**Required work**
All of the records below need to be copied exactly.

Dataset entries on figures:
____

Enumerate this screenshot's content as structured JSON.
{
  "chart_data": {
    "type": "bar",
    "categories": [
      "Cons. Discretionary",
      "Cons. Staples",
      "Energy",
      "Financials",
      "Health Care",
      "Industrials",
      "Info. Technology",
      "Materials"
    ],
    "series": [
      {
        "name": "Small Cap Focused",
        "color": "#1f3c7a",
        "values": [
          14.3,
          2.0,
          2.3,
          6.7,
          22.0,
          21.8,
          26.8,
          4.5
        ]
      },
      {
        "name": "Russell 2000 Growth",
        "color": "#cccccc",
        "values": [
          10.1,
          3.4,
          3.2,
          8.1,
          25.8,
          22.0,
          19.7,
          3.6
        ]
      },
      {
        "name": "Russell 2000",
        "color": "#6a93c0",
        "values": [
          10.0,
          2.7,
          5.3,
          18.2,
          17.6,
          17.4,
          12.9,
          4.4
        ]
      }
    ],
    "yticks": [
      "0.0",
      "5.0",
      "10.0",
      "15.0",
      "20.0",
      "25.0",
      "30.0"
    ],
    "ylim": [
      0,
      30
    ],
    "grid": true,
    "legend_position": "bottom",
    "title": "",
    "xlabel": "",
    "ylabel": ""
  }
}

____

**Finished task**
Enumerate this screenshot's content as structured JSON.
{
  "chart_data": {
    "type": "bar",
    "categories": [
      "Cons. Discretionary",
      "Cons. Staples",
      "Energy",
      "Financials",
      "Health Care",
      "Industrials",
      "Info. Technology",
      "Materials"
    ],
    "series": [
      {
        "name": "Small Cap Focused",
        "color": "#1f3c7a",
        "values": [
          14.3,
          2.0,
          2.3,
          6.7,
          22.0,
          21.8,
          26.8,
          4.5
        ]
      },
      {
        "name": "Russell 2000 Growth",
        "color": "#cccccc",
        "values": [
          10.1,
          3.4,
          3.2,
          8.1,
          25.8,
          22.0,
          19.7,
          3.6
        ]
      },
      {
        "name": "Russell 2000",
        "color": "#6a93c0",
        "values": [
          10.0,
          2.7,
          5.3,
          18.2,
          17.6,
          17.4,
          12.9,
          4.4
        ]
      }
    ],
    "yticks": [
      "0.0",
      "5.0",
      "10.0",
      "15.0",
      "20.0",
      "25.0",
      "30.0"
    ],
    "ylim": [
      0,
      30
    ],
    "grid": true,
    "legend_position": "bottom",
    "title": "",
    "xlabel": "",
    "ylabel": ""
  }
}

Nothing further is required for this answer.